Text excerpt:

Mangoes also contain potassium, copper and magnesium as well as small amount of various other minerals. It is low in Saturated Fats, Cholesterol and Sodium and has a moderate glycemic index. Refer this article here.
The mango peel is rich in phyto-nutrients, such as the pigment antioxidants like carotenoids and polyphenols. Of course there are two sides to this question - though the mango peel has nutritious and health benefits, there is the risk of pesticide residue lingering on the peel. Hence using organic vegetables reduces this risk. Here are some of the pros and cons of having the mango with the peel: healthline
Green raw mangoes are a rich source of pectin and are sour in taste because of their oxalic, citric, malice and succinic acid content.
Cancer Fighting properties:
Mangoes contain poly-phenolic flavonoid antioxidant compounds, and recent research suggests that mango fruit has been found to protect from colon, breast, leukemia and prostate cancers. The Raw mango has more antioxidants than ripe mangoes. These antioxidant properties help to protect the body against cancer and cardiovascular disease.
Other Sour Mango Recipes On This Blog
Mango Rice - How to make Raw Mango Rice or Mangai Sadam
- 2 cups Cooked Rice
- 1 cup Raw mango grated
- 1.5 tablespoons Sesame oil / gingelly oil Or sunflower oil/ mild vegetable oil
- ½ teaspoon Mustard seeds /rai / kadugu
- ⅛ teaspoon Sesame seeds /white til/ ellu
- ½ teaspoon Split bengal gram lentils /chana dal/ kadala paruppu
- ½ teaspoon Split black gram lentils /broken urad dal / ulutham paruppu
- 2 dry red chili
- 2 Green chilies
- 1 teaspoon fresh ginger grated
- 1 tablespoon curry leaves minced
- 1 ½ tablespoons peanuts
- ¼ teaspoon turmeric powder
- ⅛ teaspoon asafoetida powder /hing powder/ perungaiyam
- ½ teastpoont salt or to taste
- 2 tablespoons grated coconut
- Pressure cook the rice for 2 whistles, keeping it slightly moist but not watery or soggy. When done and the cooker has let off steam, spread the cooked rice immediately on a plate so that it does not become sticky.
- While the rice is cooking, wash the mango well and grate it along with its peel (see the introduction above on the advantages of keeping the peel). Mince the ginger, the curry leaves. Slice the green chilies. Remove the stalk from the red chilies. Grate the coconut. Measure the mango and all the other ingredients and keep them ready to hand, so that they can be added quickly without risking burning them on the stove.
Making Mango Rice/ Mangai Sadam
- Heat the oil in a pan. Add mustard seeds, and after they crackle, add the sesame (ellu/ til) seeds. Sauté for 5 seconds while the seeds crackle, keeping the stove on low heat.Add kadala paruppu (chana dal)/ split Bengal gram lentils. Sauté for 5 seconds on low flame and add the ulutum paruppu (split urad dal). Sauté without letting the lentils blacken or burn.

Material supplied:
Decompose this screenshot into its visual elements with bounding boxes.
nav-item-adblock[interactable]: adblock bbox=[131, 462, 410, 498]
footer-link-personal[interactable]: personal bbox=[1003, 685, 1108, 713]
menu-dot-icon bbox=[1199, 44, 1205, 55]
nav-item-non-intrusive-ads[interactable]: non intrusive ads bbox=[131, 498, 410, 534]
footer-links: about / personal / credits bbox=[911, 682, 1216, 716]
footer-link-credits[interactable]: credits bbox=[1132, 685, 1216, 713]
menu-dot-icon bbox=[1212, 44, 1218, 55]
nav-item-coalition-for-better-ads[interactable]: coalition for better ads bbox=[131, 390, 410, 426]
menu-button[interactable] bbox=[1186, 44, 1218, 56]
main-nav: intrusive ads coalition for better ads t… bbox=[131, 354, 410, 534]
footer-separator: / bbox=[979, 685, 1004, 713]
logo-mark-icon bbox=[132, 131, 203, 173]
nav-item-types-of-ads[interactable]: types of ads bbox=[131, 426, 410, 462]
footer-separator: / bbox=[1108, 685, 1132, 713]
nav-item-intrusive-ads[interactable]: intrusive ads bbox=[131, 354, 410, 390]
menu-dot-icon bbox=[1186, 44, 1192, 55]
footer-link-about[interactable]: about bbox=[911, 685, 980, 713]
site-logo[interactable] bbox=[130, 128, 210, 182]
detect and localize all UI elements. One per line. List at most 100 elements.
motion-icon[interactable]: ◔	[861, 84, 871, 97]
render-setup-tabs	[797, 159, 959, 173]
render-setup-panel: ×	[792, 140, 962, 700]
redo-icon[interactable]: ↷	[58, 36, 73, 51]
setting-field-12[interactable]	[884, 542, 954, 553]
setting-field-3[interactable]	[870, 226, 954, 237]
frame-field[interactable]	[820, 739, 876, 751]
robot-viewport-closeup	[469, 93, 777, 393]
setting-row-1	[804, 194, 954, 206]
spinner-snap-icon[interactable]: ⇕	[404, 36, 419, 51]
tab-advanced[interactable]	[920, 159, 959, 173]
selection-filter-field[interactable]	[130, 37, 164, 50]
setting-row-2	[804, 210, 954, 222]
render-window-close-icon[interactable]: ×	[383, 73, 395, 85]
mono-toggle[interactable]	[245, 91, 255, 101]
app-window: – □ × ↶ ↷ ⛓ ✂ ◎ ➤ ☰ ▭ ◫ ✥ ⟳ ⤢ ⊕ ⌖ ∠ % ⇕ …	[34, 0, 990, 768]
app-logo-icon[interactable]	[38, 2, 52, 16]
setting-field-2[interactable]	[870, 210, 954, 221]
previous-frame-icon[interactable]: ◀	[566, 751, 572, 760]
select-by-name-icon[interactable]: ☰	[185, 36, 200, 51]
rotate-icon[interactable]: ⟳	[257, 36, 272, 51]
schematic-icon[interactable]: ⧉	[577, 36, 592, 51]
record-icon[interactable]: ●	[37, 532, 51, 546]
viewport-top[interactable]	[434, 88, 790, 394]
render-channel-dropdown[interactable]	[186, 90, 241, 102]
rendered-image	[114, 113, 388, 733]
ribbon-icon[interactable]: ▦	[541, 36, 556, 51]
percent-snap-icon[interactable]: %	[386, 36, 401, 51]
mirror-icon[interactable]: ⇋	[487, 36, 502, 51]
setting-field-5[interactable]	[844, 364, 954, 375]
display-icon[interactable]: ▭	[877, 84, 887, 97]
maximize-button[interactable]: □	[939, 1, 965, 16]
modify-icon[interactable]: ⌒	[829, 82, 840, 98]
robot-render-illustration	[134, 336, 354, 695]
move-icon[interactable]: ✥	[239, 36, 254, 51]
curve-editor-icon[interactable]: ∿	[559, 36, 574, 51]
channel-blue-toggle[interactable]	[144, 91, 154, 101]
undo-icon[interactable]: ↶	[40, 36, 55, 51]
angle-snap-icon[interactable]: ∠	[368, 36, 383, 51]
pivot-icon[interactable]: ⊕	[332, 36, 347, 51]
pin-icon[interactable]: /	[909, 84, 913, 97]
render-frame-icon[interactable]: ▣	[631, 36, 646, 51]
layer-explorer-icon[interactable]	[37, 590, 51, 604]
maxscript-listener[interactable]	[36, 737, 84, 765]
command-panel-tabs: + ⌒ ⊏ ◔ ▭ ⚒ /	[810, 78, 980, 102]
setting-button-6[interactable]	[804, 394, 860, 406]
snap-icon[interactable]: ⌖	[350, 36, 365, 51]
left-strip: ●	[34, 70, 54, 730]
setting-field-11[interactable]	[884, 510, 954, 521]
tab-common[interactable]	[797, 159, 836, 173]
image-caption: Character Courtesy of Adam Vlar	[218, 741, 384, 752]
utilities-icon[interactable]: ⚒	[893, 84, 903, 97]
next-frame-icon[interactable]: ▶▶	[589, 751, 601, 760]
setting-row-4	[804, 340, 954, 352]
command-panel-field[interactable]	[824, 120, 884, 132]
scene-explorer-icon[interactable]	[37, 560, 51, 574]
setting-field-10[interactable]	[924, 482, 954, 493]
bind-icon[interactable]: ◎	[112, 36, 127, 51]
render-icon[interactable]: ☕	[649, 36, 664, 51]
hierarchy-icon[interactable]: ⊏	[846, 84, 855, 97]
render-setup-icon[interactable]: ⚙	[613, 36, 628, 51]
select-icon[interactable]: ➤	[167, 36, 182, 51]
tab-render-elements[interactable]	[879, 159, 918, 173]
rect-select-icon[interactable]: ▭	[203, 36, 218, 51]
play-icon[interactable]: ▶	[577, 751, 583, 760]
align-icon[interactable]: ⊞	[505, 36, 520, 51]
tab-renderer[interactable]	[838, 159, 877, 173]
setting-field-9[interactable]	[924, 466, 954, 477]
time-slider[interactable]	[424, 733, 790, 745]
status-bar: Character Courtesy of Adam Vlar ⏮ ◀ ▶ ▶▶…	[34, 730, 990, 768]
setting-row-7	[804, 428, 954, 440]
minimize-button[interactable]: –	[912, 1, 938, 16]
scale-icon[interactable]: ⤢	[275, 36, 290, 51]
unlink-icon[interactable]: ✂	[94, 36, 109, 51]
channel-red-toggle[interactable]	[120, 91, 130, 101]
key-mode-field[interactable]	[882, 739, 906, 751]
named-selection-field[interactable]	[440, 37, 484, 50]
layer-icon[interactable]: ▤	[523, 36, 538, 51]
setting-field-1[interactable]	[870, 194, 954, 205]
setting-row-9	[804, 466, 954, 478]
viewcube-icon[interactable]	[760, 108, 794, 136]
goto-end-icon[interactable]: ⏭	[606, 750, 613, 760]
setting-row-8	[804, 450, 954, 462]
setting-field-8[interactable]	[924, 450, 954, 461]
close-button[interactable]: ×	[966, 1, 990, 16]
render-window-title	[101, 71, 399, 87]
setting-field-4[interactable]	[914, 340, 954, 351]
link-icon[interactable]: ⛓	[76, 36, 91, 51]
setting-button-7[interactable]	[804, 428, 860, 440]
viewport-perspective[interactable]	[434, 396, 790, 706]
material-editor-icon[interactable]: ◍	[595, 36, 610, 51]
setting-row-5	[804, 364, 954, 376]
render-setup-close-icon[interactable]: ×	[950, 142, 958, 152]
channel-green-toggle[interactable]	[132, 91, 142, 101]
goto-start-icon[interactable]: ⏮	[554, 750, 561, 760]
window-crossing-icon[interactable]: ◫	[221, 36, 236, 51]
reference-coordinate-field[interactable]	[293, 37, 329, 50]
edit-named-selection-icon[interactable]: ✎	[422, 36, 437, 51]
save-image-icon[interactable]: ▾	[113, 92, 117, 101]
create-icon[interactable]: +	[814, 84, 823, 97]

Work to complete:
(1) Copy the mango text starting at "- While the" and ending at "on the stove.", swapping "ginger" for "garlic".
(2) Which cancers does the mango text say mango fruit has been found to protect from?
The rows are separate material, apart from the mango text.

Answers for this exercise:
(1)
- While the rice is cooking, wash the mango well and grate it along with its peel (see the introduction above on the advantages of keeping the peel). Mince the garlic, the curry leaves. Slice the green chilies. Remove the stalk from the red chilies. Grate the coconut. Measure the mango and all the other ingredients and keep them ready to hand, so that they can be added quickly without risking burning them on the stove.

(2) colon, breast, leukemia, prostate